- **Items**
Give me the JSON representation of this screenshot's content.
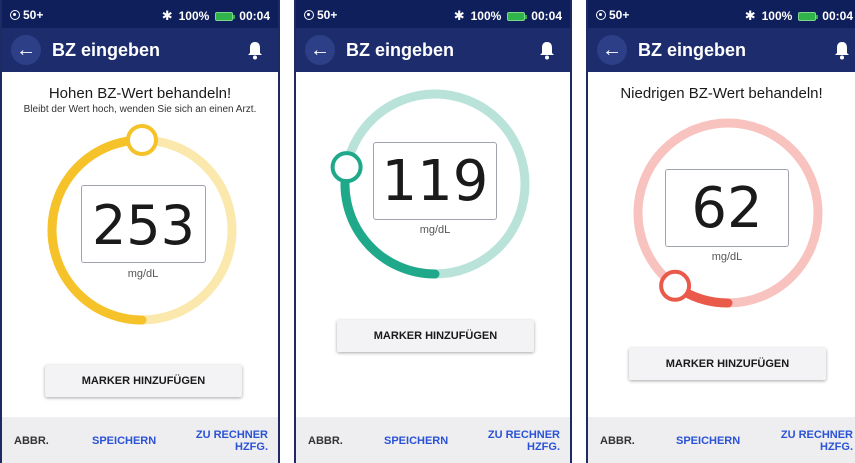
{
  "screens": [
    {
      "status": {
        "pod": "50+",
        "battery": "100%",
        "time": "00:04"
      },
      "title": "BZ eingeben",
      "message_title": "Hohen BZ-Wert behandeln!",
      "message_sub": "Bleibt der Wert hoch, wenden Sie sich an einen Arzt.",
      "value": "253",
      "unit": "mg/dL",
      "gauge_fraction": 0.5,
      "colors": {
        "ring": "#fbe8ad",
        "arc": "#f6c22a",
        "knob_fill": "#ffffff"
      },
      "marker_button": "MARKER HINZUFÜGEN",
      "bottom": {
        "abbr": "ABBR.",
        "save": "SPEICHERN",
        "calc_line1": "ZU RECHNER",
        "calc_line2": "HZFG."
      }
    },
    {
      "status": {
        "pod": "50+",
        "battery": "100%",
        "time": "00:04"
      },
      "title": "BZ eingeben",
      "message_title": "",
      "message_sub": "",
      "value": "119",
      "unit": "mg/dL",
      "gauge_fraction": 0.28,
      "colors": {
        "ring": "#b9e3d9",
        "arc": "#1fa98a",
        "knob_fill": "#ffffff"
      },
      "marker_button": "MARKER HINZUFÜGEN",
      "bottom": {
        "abbr": "ABBR.",
        "save": "SPEICHERN",
        "calc_line1": "ZU RECHNER",
        "calc_line2": "HZFG."
      }
    },
    {
      "status": {
        "pod": "50+",
        "battery": "100%",
        "time": "00:04"
      },
      "title": "BZ eingeben",
      "message_title": "Niedrigen BZ-Wert behandeln!",
      "message_sub": "",
      "value": "62",
      "unit": "mg/dL",
      "gauge_fraction": 0.1,
      "colors": {
        "ring": "#f8c3bf",
        "arc": "#ea5a4a",
        "knob_fill": "#ffffff"
      },
      "marker_button": "MARKER HINZUFÜGEN",
      "bottom": {
        "abbr": "ABBR.",
        "save": "SPEICHERN",
        "calc_line1": "ZU RECHNER",
        "calc_line2": "HZFG."
      }
    }
  ]
}
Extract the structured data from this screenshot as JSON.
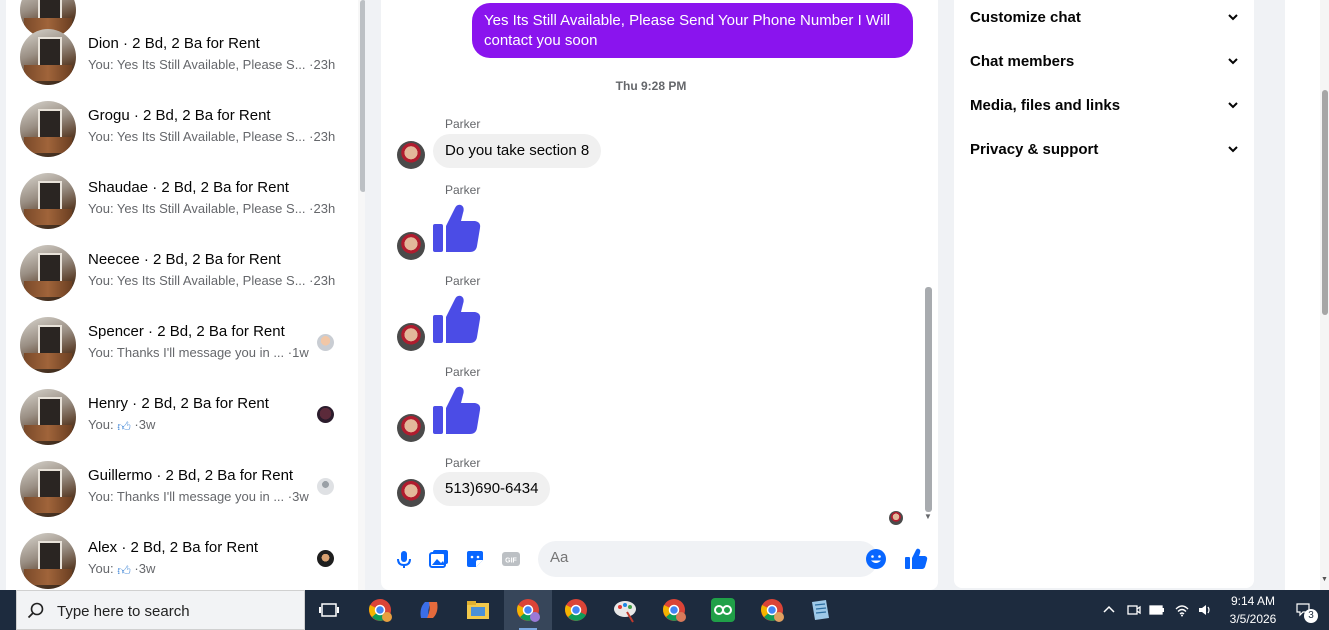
{
  "conversations": [
    {
      "name": "Dion · 2 Bd, 2 Ba for Rent",
      "preview": "You: Yes Its Still Available, Please S...",
      "time": "·23h"
    },
    {
      "name": "Grogu · 2 Bd, 2 Ba for Rent",
      "preview": "You: Yes Its Still Available, Please S...",
      "time": "·23h"
    },
    {
      "name": "Shaudae · 2 Bd, 2 Ba for Rent",
      "preview": "You: Yes Its Still Available, Please S...",
      "time": "·23h"
    },
    {
      "name": "Neecee · 2 Bd, 2 Ba for Rent",
      "preview": "You: Yes Its Still Available, Please S...",
      "time": "·23h"
    },
    {
      "name": "Spencer · 2 Bd, 2 Ba for Rent",
      "preview": "You: Thanks I'll message you in ...",
      "time": "·1w"
    },
    {
      "name": "Henry · 2 Bd, 2 Ba for Rent",
      "preview": "You:",
      "time": "·3w"
    },
    {
      "name": "Guillermo · 2 Bd, 2 Ba for Rent",
      "preview": "You: Thanks I'll message you in ...",
      "time": "·3w"
    },
    {
      "name": "Alex · 2 Bd, 2 Ba for Rent",
      "preview": "You:",
      "time": "·3w"
    }
  ],
  "chat": {
    "outgoing_message": "Yes Its Still Available, Please Send Your Phone Number I Will contact you soon",
    "time_separator": "Thu 9:28 PM",
    "sender": "Parker",
    "message_section8": "Do you take section 8",
    "message_phone": "513)690-6434",
    "composer_placeholder": "Aa"
  },
  "details": {
    "items": [
      "Customize chat",
      "Chat members",
      "Media, files and links",
      "Privacy & support"
    ]
  },
  "taskbar": {
    "search_placeholder": "Type here to search",
    "time": "9:14 AM",
    "date": "3/5/2026",
    "notification_count": "3"
  },
  "colors": {
    "outgoing_bubble": "#8a14ee",
    "like_blue": "#0866ff",
    "thumb_purple": "#4b4ce6",
    "taskbar": "#1d2b3e"
  }
}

- **What is asked**
Without including the pictures, return each record above exactly as it stands.

- **Answer below**
Give me the JSON representation of this screenshot's content.
{
  "screens": [
    {
      "status": {
        "pod": "50+",
        "battery": "100%",
        "time": "00:04"
      },
      "title": "BZ eingeben",
      "message_title": "Hohen BZ-Wert behandeln!",
      "message_sub": "Bleibt der Wert hoch, wenden Sie sich an einen Arzt.",
      "value": "253",
      "unit": "mg/dL",
      "gauge_fraction": 0.5,
      "colors": {
        "ring": "#fbe8ad",
        "arc": "#f6c22a",
        "knob_fill": "#ffffff"
      },
      "marker_button": "MARKER HINZUFÜGEN",
      "bottom": {
        "abbr": "ABBR.",
        "save": "SPEICHERN",
        "calc_line1": "ZU RECHNER",
        "calc_line2": "HZFG."
      }
    },
    {
      "status": {
        "pod": "50+",
        "battery": "100%",
        "time": "00:04"
      },
      "title": "BZ eingeben",
      "message_title": "",
      "message_sub": "",
      "value": "119",
      "unit": "mg/dL",
      "gauge_fraction": 0.28,
      "colors": {
        "ring": "#b9e3d9",
        "arc": "#1fa98a",
        "knob_fill": "#ffffff"
      },
      "marker_button": "MARKER HINZUFÜGEN",
      "bottom": {
        "abbr": "ABBR.",
        "save": "SPEICHERN",
        "calc_line1": "ZU RECHNER",
        "calc_line2": "HZFG."
      }
    },
    {
      "status": {
        "pod": "50+",
        "battery": "100%",
        "time": "00:04"
      },
      "title": "BZ eingeben",
      "message_title": "Niedrigen BZ-Wert behandeln!",
      "message_sub": "",
      "value": "62",
      "unit": "mg/dL",
      "gauge_fraction": 0.1,
      "colors": {
        "ring": "#f8c3bf",
        "arc": "#ea5a4a",
        "knob_fill": "#ffffff"
      },
      "marker_button": "MARKER HINZUFÜGEN",
      "bottom": {
        "abbr": "ABBR.",
        "save": "SPEICHERN",
        "calc_line1": "ZU RECHNER",
        "calc_line2": "HZFG."
      }
    }
  ]
}
Extract the structured data from this screenshot as JSON.
{
  "conversations": [
    {
      "name": "Dion · 2 Bd, 2 Ba for Rent",
      "preview": "You: Yes Its Still Available, Please S...",
      "time": "·23h"
    },
    {
      "name": "Grogu · 2 Bd, 2 Ba for Rent",
      "preview": "You: Yes Its Still Available, Please S...",
      "time": "·23h"
    },
    {
      "name": "Shaudae · 2 Bd, 2 Ba for Rent",
      "preview": "You: Yes Its Still Available, Please S...",
      "time": "·23h"
    },
    {
      "name": "Neecee · 2 Bd, 2 Ba for Rent",
      "preview": "You: Yes Its Still Available, Please S...",
      "time": "·23h"
    },
    {
      "name": "Spencer · 2 Bd, 2 Ba for Rent",
      "preview": "You: Thanks I'll message you in ...",
      "time": "·1w"
    },
    {
      "name": "Henry · 2 Bd, 2 Ba for Rent",
      "preview": "You:",
      "time": "·3w"
    },
    {
      "name": "Guillermo · 2 Bd, 2 Ba for Rent",
      "preview": "You: Thanks I'll message you in ...",
      "time": "·3w"
    },
    {
      "name": "Alex · 2 Bd, 2 Ba for Rent",
      "preview": "You:",
      "time": "·3w"
    }
  ],
  "chat": {
    "outgoing_message": "Yes Its Still Available, Please Send Your Phone Number I Will contact you soon",
    "time_separator": "Thu 9:28 PM",
    "sender": "Parker",
    "message_section8": "Do you take section 8",
    "message_phone": "513)690-6434",
    "composer_placeholder": "Aa"
  },
  "details": {
    "items": [
      "Customize chat",
      "Chat members",
      "Media, files and links",
      "Privacy & support"
    ]
  },
  "taskbar": {
    "search_placeholder": "Type here to search",
    "time": "9:14 AM",
    "date": "3/5/2026",
    "notification_count": "3"
  },
  "colors": {
    "outgoing_bubble": "#8a14ee",
    "like_blue": "#0866ff",
    "thumb_purple": "#4b4ce6",
    "taskbar": "#1d2b3e"
  }
}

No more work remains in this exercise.